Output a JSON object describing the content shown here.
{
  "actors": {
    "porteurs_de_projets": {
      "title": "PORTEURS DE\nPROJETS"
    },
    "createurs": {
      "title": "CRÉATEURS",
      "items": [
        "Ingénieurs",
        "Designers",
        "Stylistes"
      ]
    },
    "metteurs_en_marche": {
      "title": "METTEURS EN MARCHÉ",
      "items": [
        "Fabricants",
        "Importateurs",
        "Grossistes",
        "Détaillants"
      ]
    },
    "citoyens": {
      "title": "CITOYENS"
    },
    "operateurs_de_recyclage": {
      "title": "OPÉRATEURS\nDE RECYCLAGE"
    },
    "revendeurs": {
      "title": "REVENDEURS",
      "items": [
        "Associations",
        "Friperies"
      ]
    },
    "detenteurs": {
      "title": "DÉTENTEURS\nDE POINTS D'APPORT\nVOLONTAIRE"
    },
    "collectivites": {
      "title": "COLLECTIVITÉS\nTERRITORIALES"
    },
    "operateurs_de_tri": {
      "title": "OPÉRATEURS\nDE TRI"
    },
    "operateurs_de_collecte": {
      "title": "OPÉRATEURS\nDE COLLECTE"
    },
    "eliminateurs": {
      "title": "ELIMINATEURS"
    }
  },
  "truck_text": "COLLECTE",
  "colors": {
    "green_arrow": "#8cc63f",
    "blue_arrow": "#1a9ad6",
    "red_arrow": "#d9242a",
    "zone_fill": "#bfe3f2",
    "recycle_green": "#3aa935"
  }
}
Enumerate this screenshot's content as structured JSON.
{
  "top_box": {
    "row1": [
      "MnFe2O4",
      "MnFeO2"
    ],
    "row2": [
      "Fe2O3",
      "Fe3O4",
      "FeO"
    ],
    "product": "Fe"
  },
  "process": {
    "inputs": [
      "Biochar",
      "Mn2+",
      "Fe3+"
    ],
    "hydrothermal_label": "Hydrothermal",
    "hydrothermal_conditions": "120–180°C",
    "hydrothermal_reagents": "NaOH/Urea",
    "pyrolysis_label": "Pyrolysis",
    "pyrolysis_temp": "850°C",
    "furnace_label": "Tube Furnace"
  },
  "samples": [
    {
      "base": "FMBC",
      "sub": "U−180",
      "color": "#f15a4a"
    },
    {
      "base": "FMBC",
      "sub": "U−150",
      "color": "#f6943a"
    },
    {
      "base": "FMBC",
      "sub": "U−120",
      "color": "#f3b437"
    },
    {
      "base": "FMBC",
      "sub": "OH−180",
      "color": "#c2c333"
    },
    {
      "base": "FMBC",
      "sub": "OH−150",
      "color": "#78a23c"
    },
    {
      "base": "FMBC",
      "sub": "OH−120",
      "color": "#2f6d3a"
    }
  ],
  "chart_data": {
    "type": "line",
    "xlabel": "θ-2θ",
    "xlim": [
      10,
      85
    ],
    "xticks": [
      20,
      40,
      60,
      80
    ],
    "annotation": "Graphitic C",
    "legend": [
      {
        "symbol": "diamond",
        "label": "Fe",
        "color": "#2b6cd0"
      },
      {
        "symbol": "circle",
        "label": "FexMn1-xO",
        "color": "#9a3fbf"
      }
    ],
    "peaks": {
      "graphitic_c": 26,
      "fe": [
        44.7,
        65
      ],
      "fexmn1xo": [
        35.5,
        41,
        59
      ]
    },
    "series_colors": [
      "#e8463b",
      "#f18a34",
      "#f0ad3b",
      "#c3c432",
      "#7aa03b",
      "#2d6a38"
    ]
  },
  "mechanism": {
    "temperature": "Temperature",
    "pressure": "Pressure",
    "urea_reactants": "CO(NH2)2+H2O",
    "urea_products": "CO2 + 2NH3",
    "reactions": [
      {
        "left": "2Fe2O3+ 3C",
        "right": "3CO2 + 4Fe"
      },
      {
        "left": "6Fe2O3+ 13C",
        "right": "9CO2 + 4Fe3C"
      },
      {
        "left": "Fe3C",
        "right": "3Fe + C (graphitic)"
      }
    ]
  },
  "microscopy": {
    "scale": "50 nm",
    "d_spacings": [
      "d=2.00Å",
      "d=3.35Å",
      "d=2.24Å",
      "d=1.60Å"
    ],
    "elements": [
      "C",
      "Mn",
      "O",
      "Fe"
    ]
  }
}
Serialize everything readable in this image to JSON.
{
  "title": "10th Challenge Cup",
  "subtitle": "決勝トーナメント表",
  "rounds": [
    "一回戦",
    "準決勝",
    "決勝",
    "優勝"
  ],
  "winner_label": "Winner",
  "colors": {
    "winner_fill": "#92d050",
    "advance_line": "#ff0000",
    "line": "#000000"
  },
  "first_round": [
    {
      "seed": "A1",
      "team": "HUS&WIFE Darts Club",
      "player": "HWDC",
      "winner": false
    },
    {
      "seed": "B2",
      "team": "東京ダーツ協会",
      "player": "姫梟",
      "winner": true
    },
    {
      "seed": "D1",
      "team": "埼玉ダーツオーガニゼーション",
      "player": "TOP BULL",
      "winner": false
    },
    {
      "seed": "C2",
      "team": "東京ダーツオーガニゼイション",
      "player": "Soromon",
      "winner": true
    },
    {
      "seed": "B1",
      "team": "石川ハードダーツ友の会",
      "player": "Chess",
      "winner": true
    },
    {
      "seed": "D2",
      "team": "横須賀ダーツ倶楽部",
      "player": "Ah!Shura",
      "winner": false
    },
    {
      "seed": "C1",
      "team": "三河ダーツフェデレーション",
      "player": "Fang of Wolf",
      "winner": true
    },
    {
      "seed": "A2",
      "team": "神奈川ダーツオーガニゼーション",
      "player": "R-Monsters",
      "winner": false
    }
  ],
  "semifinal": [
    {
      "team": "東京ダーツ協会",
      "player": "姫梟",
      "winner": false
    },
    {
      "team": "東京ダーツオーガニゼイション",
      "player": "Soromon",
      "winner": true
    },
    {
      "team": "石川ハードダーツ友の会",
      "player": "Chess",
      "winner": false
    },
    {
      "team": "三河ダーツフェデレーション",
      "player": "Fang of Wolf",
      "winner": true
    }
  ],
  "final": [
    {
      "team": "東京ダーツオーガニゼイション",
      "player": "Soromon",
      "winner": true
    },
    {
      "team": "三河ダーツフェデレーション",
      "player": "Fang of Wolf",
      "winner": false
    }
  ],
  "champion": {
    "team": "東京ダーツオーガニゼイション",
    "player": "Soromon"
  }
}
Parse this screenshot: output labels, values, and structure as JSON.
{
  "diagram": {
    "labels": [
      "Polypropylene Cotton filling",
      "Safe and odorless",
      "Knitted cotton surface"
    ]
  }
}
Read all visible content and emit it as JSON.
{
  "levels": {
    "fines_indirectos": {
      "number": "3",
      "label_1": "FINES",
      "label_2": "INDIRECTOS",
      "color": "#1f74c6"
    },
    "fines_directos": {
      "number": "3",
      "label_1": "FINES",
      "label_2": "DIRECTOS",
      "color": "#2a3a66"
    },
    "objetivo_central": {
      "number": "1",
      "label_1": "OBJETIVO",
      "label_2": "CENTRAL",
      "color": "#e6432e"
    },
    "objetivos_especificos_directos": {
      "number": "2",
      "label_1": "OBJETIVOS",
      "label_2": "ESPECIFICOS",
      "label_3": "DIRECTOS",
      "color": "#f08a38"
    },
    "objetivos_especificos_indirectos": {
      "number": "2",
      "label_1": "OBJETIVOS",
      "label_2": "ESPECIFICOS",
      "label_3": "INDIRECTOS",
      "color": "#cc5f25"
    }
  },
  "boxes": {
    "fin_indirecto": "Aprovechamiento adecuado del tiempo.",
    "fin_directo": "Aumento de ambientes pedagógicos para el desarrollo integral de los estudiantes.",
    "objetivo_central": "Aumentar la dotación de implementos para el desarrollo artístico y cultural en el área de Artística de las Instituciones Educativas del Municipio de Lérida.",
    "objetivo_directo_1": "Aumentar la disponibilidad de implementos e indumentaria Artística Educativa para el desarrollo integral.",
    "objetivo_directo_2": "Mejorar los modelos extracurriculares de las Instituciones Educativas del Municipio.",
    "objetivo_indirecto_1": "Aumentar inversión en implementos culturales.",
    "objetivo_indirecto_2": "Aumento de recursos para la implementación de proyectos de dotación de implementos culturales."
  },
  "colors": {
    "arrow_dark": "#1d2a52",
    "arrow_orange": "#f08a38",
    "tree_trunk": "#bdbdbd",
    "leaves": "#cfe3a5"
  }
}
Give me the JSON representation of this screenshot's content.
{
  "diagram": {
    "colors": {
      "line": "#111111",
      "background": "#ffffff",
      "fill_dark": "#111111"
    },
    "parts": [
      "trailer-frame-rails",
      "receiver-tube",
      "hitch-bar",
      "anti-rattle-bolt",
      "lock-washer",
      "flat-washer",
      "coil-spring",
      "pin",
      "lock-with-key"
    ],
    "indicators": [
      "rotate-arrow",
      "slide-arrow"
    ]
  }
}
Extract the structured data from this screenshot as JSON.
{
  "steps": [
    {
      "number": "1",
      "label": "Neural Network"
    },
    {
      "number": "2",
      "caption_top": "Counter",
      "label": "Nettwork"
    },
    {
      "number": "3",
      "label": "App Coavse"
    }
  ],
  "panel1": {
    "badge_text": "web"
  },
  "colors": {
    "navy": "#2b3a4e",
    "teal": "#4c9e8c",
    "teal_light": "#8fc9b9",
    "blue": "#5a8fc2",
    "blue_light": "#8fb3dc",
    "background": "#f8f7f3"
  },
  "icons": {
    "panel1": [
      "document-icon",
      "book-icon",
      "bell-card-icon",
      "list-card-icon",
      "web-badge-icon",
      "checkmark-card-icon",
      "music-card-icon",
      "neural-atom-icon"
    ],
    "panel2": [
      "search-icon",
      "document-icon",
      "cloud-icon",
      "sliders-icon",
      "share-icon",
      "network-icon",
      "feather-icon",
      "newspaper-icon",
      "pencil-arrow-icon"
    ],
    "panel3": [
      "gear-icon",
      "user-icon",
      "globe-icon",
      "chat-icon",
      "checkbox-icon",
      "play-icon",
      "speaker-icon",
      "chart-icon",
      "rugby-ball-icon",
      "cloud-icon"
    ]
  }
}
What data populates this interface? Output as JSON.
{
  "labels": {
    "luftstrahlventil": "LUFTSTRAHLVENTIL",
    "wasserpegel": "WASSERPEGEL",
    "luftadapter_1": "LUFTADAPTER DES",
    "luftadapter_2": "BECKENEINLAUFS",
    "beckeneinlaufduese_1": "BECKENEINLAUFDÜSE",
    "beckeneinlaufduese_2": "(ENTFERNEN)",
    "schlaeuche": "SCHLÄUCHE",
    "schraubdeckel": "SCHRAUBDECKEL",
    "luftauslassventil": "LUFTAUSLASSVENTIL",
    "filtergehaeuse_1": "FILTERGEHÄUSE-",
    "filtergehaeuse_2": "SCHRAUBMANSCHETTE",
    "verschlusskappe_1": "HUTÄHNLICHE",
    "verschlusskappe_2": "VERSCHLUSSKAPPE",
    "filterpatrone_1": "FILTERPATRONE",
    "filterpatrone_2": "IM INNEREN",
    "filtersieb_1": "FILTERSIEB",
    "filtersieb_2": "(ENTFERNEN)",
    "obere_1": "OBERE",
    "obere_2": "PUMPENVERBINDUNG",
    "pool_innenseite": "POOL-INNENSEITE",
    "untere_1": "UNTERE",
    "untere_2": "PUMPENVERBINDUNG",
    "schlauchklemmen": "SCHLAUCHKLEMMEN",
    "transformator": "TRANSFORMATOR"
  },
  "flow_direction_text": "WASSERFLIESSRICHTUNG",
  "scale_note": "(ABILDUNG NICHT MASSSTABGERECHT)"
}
****************
* _OBJECTIVE_: Copy every line in the entries above that has the string "desarrollo" in it.

* _EXPECTED ANSWER_:
    "fin_directo": "Aumento de ambientes pedagógicos para el desarrollo integral de los estudiantes.",
    "objetivo_central": "Aumentar la dotación de implementos para el desarrollo artístico y cultural en el área de Artística de las Instituciones Educativas del Municipio de Lérida.",
    "objetivo_directo_1": "Aumentar la disponibilidad de implementos e indumentaria Artística Educativa para el desarrollo integral.",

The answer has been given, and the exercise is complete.